(Requirement) Copy out every line in which the string "Публичные" occurs.
***** Task inputs
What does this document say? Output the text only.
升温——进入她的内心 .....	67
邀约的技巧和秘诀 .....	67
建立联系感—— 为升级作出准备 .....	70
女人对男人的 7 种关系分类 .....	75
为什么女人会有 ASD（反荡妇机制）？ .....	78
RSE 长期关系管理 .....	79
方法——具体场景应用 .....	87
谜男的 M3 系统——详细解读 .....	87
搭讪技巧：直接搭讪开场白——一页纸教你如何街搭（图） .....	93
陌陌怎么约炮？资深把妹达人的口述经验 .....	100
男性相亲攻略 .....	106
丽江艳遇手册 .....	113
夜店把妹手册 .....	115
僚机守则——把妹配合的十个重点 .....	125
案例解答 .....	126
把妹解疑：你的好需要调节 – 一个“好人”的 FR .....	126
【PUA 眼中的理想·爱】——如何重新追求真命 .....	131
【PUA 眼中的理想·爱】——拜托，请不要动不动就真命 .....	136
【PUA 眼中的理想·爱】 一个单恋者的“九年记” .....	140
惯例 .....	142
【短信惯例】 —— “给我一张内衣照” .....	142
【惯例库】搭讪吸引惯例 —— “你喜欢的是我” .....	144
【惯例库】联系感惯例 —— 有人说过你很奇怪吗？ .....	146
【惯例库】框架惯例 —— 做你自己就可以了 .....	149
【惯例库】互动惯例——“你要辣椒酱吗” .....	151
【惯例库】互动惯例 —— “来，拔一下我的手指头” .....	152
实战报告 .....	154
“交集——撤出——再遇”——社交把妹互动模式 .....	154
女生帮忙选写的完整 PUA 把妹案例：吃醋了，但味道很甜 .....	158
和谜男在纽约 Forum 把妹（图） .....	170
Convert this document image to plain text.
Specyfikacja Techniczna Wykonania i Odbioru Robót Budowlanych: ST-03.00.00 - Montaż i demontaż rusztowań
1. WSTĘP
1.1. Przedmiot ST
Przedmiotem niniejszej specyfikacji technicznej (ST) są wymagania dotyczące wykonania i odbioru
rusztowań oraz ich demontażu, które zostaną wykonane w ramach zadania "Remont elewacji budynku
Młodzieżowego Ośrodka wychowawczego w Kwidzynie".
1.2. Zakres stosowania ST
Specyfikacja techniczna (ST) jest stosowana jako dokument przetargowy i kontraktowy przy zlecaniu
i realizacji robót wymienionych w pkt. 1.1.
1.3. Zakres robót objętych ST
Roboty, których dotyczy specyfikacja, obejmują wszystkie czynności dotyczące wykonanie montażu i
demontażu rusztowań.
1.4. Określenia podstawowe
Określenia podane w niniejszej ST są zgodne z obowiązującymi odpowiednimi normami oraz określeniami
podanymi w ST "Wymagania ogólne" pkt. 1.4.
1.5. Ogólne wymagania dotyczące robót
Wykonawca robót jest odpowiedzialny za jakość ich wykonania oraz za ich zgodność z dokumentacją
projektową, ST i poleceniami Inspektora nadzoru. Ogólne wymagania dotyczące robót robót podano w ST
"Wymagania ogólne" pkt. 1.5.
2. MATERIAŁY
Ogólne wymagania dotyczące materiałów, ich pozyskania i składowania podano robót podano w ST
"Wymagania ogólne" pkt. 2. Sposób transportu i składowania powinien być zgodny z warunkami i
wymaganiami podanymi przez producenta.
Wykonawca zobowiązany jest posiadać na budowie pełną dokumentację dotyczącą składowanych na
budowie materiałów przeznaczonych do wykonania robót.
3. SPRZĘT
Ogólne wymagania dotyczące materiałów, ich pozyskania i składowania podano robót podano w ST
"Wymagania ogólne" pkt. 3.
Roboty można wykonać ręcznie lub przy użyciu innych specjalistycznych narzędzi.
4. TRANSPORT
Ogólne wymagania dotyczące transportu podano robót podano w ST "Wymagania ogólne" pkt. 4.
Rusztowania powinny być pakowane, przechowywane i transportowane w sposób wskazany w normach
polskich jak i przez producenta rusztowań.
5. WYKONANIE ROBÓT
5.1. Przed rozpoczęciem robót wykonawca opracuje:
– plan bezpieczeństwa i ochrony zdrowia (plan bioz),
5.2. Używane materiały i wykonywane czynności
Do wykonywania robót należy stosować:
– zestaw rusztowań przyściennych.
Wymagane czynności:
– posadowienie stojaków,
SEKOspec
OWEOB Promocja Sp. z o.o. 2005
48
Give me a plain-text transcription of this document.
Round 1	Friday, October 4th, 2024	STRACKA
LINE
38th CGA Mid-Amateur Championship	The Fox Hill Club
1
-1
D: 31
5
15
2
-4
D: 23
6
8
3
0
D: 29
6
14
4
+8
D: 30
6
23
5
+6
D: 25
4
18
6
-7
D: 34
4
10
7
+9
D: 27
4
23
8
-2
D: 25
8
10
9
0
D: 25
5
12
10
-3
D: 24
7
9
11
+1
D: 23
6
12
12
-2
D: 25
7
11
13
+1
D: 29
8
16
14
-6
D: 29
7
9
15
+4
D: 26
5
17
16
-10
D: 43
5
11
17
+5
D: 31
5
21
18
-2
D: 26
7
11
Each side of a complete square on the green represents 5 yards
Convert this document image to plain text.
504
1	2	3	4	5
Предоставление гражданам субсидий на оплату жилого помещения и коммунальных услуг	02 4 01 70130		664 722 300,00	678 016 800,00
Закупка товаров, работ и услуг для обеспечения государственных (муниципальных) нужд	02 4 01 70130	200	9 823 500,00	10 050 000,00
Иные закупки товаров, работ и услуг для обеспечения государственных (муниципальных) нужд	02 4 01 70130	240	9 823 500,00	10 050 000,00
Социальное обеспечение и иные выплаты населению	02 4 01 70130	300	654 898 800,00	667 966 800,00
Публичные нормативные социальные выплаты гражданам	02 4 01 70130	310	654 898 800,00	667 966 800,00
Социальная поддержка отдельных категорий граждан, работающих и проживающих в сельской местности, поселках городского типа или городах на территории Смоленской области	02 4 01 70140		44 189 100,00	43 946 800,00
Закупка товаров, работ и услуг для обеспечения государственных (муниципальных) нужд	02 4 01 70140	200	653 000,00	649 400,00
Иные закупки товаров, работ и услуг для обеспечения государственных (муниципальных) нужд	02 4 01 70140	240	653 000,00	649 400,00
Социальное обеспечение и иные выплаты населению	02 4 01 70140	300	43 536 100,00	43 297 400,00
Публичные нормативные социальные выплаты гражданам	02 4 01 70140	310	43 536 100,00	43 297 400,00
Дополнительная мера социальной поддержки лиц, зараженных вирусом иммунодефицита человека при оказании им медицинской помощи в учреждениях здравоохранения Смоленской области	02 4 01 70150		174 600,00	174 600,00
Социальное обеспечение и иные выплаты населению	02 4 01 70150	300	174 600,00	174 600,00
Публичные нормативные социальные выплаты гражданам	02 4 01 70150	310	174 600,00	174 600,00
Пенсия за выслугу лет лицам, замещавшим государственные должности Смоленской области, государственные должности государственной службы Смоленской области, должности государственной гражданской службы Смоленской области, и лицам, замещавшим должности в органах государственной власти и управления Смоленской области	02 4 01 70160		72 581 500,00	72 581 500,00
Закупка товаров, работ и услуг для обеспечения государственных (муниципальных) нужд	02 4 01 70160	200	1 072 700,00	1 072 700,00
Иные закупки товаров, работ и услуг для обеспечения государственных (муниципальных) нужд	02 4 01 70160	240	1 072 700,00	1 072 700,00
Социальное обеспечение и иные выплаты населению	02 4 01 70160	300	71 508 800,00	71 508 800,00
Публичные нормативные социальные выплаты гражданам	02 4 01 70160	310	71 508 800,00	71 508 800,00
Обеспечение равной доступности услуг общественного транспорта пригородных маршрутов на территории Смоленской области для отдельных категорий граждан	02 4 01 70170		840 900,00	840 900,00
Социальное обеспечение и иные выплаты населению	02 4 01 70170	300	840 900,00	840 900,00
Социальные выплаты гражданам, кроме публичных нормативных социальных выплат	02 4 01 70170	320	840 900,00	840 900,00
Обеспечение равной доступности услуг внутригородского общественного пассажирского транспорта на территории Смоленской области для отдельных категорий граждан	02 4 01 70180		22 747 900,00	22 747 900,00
**********
(Written solution)
Публичные нормативные социальные выплаты гражданам	02 4 01 70130	310	654 898 800,00	667 966 800,00
Публичные нормативные социальные выплаты гражданам	02 4 01 70140	310	43 536 100,00	43 297 400,00
Публичные нормативные социальные выплаты гражданам	02 4 01 70150	310	174 600,00	174 600,00
Публичные нормативные социальные выплаты гражданам	02 4 01 70160	310	71 508 800,00	71 508 800,00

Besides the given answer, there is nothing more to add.